◆ **Exercise aim**: Every record that follows should be printed verbatim.

◆ **Available records**:

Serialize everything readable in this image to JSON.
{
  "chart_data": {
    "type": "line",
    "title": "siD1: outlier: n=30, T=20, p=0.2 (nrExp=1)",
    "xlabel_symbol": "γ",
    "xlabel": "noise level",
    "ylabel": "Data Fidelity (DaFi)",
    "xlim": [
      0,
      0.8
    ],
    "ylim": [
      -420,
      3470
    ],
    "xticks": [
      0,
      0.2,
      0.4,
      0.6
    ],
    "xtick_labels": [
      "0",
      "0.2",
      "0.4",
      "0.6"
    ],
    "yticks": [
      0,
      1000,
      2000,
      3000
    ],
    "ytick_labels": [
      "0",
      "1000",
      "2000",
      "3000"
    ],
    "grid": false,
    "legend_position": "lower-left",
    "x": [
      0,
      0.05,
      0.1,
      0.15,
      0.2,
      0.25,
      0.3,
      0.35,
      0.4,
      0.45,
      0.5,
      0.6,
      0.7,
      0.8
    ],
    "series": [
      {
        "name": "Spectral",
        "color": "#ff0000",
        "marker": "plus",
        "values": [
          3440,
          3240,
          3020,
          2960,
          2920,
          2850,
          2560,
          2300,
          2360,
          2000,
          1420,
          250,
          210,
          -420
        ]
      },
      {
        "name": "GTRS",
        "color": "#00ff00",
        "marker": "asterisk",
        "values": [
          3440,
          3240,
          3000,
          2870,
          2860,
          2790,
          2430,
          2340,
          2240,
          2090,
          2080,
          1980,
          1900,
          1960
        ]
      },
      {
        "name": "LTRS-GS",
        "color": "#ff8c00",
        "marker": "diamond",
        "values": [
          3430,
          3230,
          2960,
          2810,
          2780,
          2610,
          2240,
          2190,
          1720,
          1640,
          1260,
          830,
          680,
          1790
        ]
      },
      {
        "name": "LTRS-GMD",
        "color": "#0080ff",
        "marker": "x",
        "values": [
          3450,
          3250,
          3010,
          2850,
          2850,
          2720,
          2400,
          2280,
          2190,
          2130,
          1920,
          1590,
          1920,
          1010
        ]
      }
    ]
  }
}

◆ **Full response**:
Serialize everything readable in this image to JSON.
{
  "chart_data": {
    "type": "line",
    "title": "siD1: outlier: n=30, T=20, p=0.2 (nrExp=1)",
    "xlabel_symbol": "γ",
    "xlabel": "noise level",
    "ylabel": "Data Fidelity (DaFi)",
    "xlim": [
      0,
      0.8
    ],
    "ylim": [
      -420,
      3470
    ],
    "xticks": [
      0,
      0.2,
      0.4,
      0.6
    ],
    "xtick_labels": [
      "0",
      "0.2",
      "0.4",
      "0.6"
    ],
    "yticks": [
      0,
      1000,
      2000,
      3000
    ],
    "ytick_labels": [
      "0",
      "1000",
      "2000",
      "3000"
    ],
    "grid": false,
    "legend_position": "lower-left",
    "x": [
      0,
      0.05,
      0.1,
      0.15,
      0.2,
      0.25,
      0.3,
      0.35,
      0.4,
      0.45,
      0.5,
      0.6,
      0.7,
      0.8
    ],
    "series": [
      {
        "name": "Spectral",
        "color": "#ff0000",
        "marker": "plus",
        "values": [
          3440,
          3240,
          3020,
          2960,
          2920,
          2850,
          2560,
          2300,
          2360,
          2000,
          1420,
          250,
          210,
          -420
        ]
      },
      {
        "name": "GTRS",
        "color": "#00ff00",
        "marker": "asterisk",
        "values": [
          3440,
          3240,
          3000,
          2870,
          2860,
          2790,
          2430,
          2340,
          2240,
          2090,
          2080,
          1980,
          1900,
          1960
        ]
      },
      {
        "name": "LTRS-GS",
        "color": "#ff8c00",
        "marker": "diamond",
        "values": [
          3430,
          3230,
          2960,
          2810,
          2780,
          2610,
          2240,
          2190,
          1720,
          1640,
          1260,
          830,
          680,
          1790
        ]
      },
      {
        "name": "LTRS-GMD",
        "color": "#0080ff",
        "marker": "x",
        "values": [
          3450,
          3250,
          3010,
          2850,
          2850,
          2720,
          2400,
          2280,
          2190,
          2130,
          1920,
          1590,
          1920,
          1010
        ]
      }
    ]
  }
}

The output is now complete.